** What is expected **
Set each entry down verbatim, omitting images.
[start of Dataset excerpts]
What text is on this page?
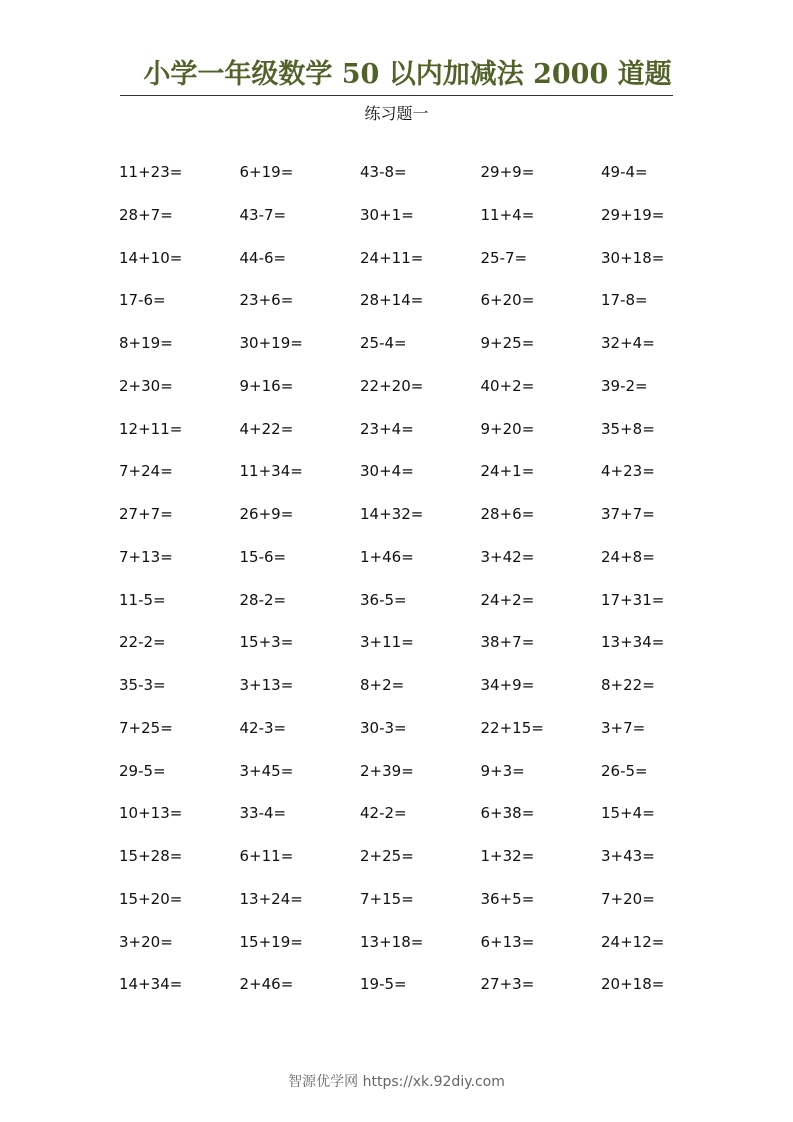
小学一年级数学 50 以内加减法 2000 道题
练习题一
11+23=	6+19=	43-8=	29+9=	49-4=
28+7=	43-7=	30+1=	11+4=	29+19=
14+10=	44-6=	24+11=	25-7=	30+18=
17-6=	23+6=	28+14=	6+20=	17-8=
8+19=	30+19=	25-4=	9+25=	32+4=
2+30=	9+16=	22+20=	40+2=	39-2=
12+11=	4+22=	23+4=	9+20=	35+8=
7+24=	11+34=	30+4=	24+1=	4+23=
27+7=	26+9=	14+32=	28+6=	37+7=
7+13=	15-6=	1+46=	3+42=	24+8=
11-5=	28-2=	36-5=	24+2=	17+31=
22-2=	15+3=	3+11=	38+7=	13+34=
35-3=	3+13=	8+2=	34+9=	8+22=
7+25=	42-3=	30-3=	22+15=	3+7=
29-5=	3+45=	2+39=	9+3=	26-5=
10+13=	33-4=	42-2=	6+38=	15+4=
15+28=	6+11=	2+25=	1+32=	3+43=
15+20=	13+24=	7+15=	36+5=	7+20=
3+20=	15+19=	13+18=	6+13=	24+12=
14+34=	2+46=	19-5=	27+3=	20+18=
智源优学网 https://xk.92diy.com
[end of Dataset excerpts]
** Complete response **
What text is on this page?
小学一年级数学 50 以内加减法 2000 道题
练习题一
11+23=	6+19=	43-8=	29+9=	49-4=
28+7=	43-7=	30+1=	11+4=	29+19=
14+10=	44-6=	24+11=	25-7=	30+18=
17-6=	23+6=	28+14=	6+20=	17-8=
8+19=	30+19=	25-4=	9+25=	32+4=
2+30=	9+16=	22+20=	40+2=	39-2=
12+11=	4+22=	23+4=	9+20=	35+8=
7+24=	11+34=	30+4=	24+1=	4+23=
27+7=	26+9=	14+32=	28+6=	37+7=
7+13=	15-6=	1+46=	3+42=	24+8=
11-5=	28-2=	36-5=	24+2=	17+31=
22-2=	15+3=	3+11=	38+7=	13+34=
35-3=	3+13=	8+2=	34+9=	8+22=
7+25=	42-3=	30-3=	22+15=	3+7=
29-5=	3+45=	2+39=	9+3=	26-5=
10+13=	33-4=	42-2=	6+38=	15+4=
15+28=	6+11=	2+25=	1+32=	3+43=
15+20=	13+24=	7+15=	36+5=	7+20=
3+20=	15+19=	13+18=	6+13=	24+12=
14+34=	2+46=	19-5=	27+3=	20+18=
智源优学网 https://xk.92diy.com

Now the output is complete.